> Records from a dataset
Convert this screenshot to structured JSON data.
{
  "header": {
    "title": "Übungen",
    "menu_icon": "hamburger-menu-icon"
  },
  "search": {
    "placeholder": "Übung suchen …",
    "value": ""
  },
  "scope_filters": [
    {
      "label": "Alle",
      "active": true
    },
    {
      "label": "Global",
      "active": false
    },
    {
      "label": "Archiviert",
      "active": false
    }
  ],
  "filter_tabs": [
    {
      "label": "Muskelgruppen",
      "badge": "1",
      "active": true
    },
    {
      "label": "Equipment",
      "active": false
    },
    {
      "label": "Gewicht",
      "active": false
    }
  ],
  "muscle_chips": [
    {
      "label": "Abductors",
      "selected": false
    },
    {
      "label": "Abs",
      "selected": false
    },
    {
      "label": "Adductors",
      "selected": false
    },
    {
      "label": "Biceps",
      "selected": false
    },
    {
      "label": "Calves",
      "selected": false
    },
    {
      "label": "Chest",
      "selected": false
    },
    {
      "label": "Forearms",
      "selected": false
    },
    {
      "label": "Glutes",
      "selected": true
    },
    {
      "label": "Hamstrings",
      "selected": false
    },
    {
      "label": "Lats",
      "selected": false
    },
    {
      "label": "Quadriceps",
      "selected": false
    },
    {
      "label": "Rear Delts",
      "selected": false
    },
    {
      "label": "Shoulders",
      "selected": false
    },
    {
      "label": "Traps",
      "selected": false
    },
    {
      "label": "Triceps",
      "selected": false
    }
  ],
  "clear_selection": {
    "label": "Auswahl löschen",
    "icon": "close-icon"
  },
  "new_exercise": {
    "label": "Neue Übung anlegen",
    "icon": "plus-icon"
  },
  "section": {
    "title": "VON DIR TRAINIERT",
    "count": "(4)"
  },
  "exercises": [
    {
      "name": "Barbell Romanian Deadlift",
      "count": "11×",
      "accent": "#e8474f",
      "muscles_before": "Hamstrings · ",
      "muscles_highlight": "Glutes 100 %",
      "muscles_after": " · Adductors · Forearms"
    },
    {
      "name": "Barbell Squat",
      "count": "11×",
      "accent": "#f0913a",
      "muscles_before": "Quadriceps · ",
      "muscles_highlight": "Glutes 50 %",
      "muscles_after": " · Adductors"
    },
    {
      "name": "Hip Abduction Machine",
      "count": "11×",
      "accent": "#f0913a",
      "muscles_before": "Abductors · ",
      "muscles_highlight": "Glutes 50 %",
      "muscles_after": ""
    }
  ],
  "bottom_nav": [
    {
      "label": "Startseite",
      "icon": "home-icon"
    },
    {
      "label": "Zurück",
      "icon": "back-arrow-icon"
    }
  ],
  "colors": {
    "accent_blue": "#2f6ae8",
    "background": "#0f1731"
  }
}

> Problem description
Copy out every line of the listing that contains the string "title".

> Task result
    "title": "Übungen",
    "title": "VON DIR TRAINIERT",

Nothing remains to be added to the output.